Stored data entries
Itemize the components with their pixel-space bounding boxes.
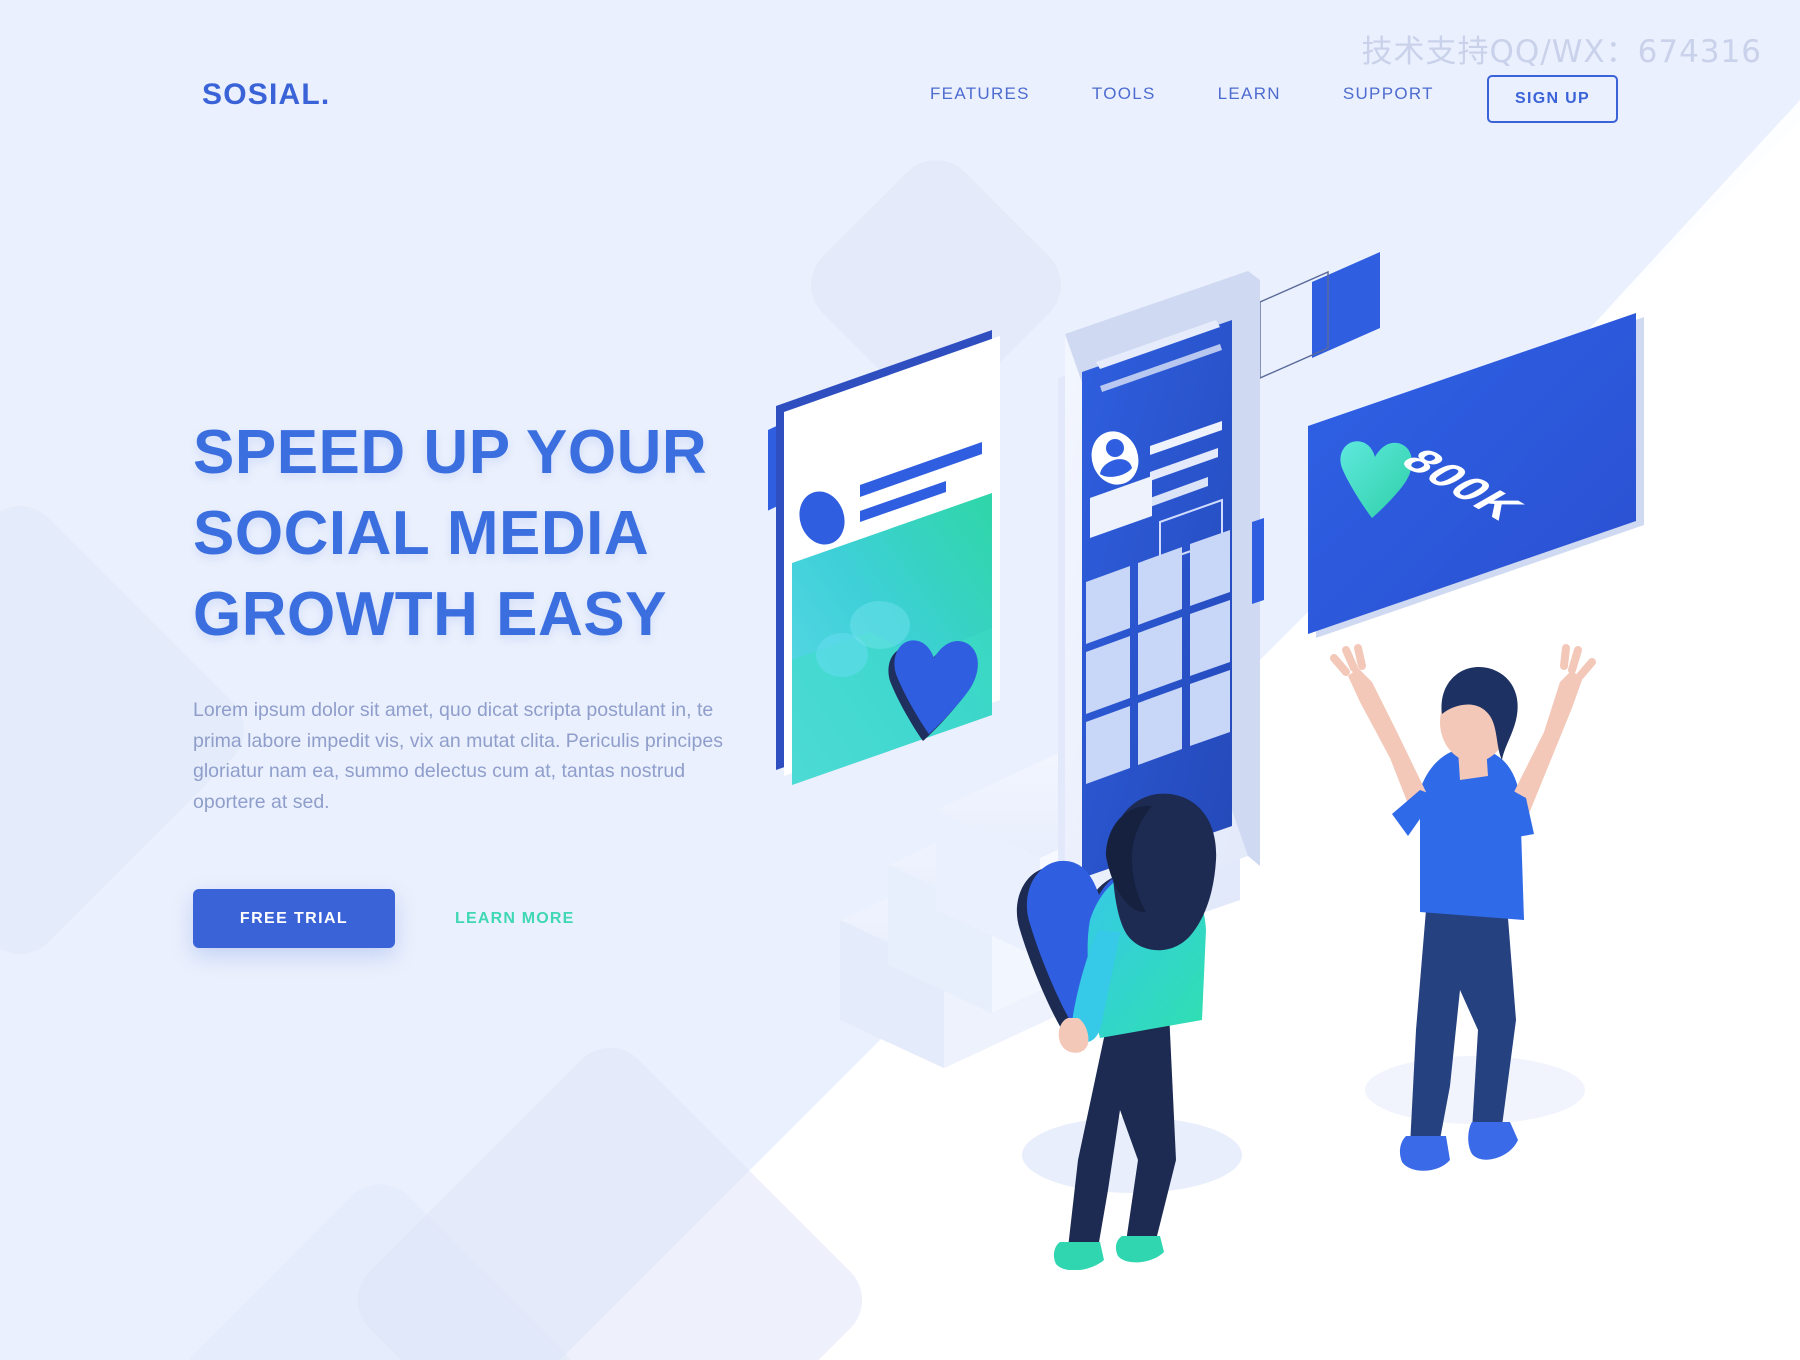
hero-paragraph: Lorem ipsum dolor sit amet, quo dicat sc… xyxy=(193,699,723,813)
free-trial-button[interactable]: FREE TRIAL xyxy=(193,889,395,948)
hero-actions: FREE TRIAL LEARN MORE xyxy=(193,889,793,948)
nav-link-tools[interactable]: TOOLS xyxy=(1092,84,1156,104)
learn-more-link[interactable]: LEARN MORE xyxy=(455,910,575,928)
hero-title-line-3: GROWTH EASY xyxy=(193,580,667,649)
watermark-text: 技术支持QQ/WX：674316 xyxy=(1361,34,1762,70)
stat-card xyxy=(1308,313,1644,638)
hero-title-line-2: SOCIAL MEDIA xyxy=(193,499,650,568)
nav-link-features[interactable]: FEATURES xyxy=(930,84,1030,104)
nav-link-learn[interactable]: LEARN xyxy=(1218,84,1281,104)
floating-frame-right xyxy=(1259,252,1380,380)
site-header: SOSIAL. FEATURES TOOLS LEARN SUPPORT SIG… xyxy=(0,0,1800,150)
post-card xyxy=(776,330,1000,785)
main-navigation: FEATURES TOOLS LEARN SUPPORT xyxy=(930,84,1434,104)
shoe xyxy=(1053,1242,1104,1270)
shoe xyxy=(1115,1236,1164,1263)
hero-title-line-1: SPEED UP YOUR xyxy=(193,418,708,487)
phone-side-button xyxy=(1252,518,1264,604)
brand-logo[interactable]: SOSIAL. xyxy=(202,78,330,112)
isometric-illustration-svg xyxy=(767,252,1644,1270)
page-root: 技术支持QQ/WX：674316 SOSIAL. FEATURES TOOLS … xyxy=(0,0,1800,1360)
shoe xyxy=(1399,1136,1450,1171)
nav-link-support[interactable]: SUPPORT xyxy=(1343,84,1434,104)
page-title: SPEED UP YOUR SOCIAL MEDIA GROWTH EASY xyxy=(193,412,793,655)
hero-illustration: 800K xyxy=(760,230,1800,1270)
shoe xyxy=(1468,1122,1518,1160)
hero-section: SPEED UP YOUR SOCIAL MEDIA GROWTH EASY L… xyxy=(193,412,793,948)
sign-up-button[interactable]: SIGN UP xyxy=(1487,75,1618,123)
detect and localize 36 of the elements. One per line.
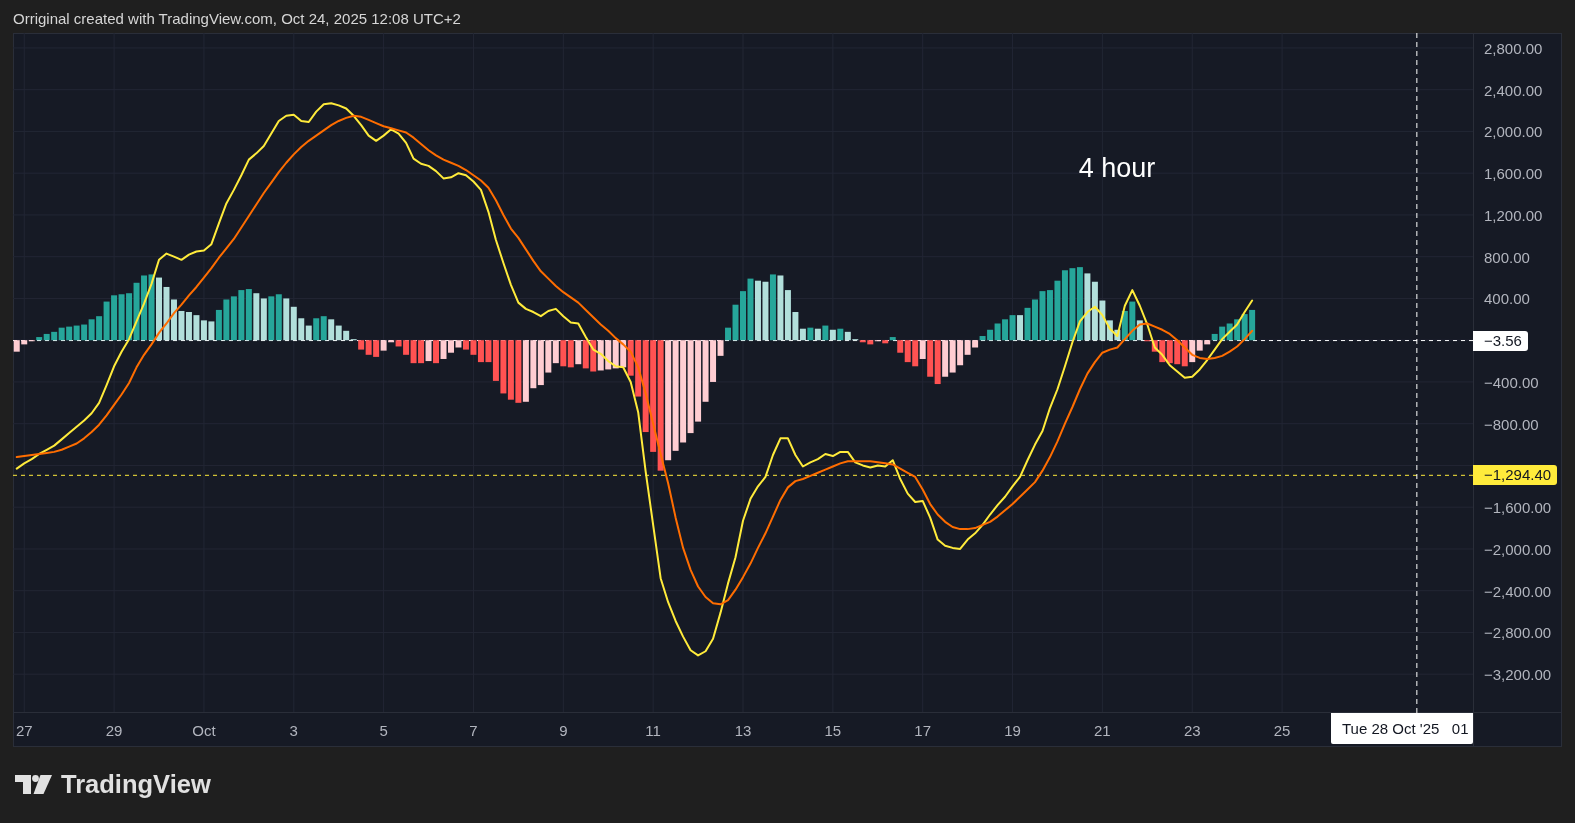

→ **What is needed**
Reproduce the listing above line for line, leaving out the pictures.

→ **Exercise output**
Itemize the components with their pixel-space bounding boxes.
hero-paragraph: Lorem ipsum dolor sit amet, quo dicat sc… xyxy=(193,699,723,813)
free-trial-button[interactable]: FREE TRIAL xyxy=(193,889,395,948)
hero-actions: FREE TRIAL LEARN MORE xyxy=(193,889,793,948)
nav-link-tools[interactable]: TOOLS xyxy=(1092,84,1156,104)
learn-more-link[interactable]: LEARN MORE xyxy=(455,910,575,928)
hero-title-line-3: GROWTH EASY xyxy=(193,580,667,649)
watermark-text: 技术支持QQ/WX：674316 xyxy=(1361,34,1762,70)
stat-card xyxy=(1308,313,1644,638)
hero-title-line-2: SOCIAL MEDIA xyxy=(193,499,650,568)
nav-link-features[interactable]: FEATURES xyxy=(930,84,1030,104)
nav-link-learn[interactable]: LEARN xyxy=(1218,84,1281,104)
floating-frame-right xyxy=(1259,252,1380,380)
site-header: SOSIAL. FEATURES TOOLS LEARN SUPPORT SIG… xyxy=(0,0,1800,150)
post-card xyxy=(776,330,1000,785)
main-navigation: FEATURES TOOLS LEARN SUPPORT xyxy=(930,84,1434,104)
shoe xyxy=(1053,1242,1104,1270)
shoe xyxy=(1115,1236,1164,1263)
hero-title-line-1: SPEED UP YOUR xyxy=(193,418,708,487)
phone-side-button xyxy=(1252,518,1264,604)
brand-logo[interactable]: SOSIAL. xyxy=(202,78,330,112)
isometric-illustration-svg xyxy=(767,252,1644,1270)
page-root: 技术支持QQ/WX：674316 SOSIAL. FEATURES TOOLS … xyxy=(0,0,1800,1360)
shoe xyxy=(1399,1136,1450,1171)
nav-link-support[interactable]: SUPPORT xyxy=(1343,84,1434,104)
page-title: SPEED UP YOUR SOCIAL MEDIA GROWTH EASY xyxy=(193,412,793,655)
hero-illustration: 800K xyxy=(760,230,1800,1270)
shoe xyxy=(1468,1122,1518,1160)
hero-section: SPEED UP YOUR SOCIAL MEDIA GROWTH EASY L… xyxy=(193,412,793,948)
sign-up-button[interactable]: SIGN UP xyxy=(1487,75,1618,123)
detect and localize 36 of the elements. One per line.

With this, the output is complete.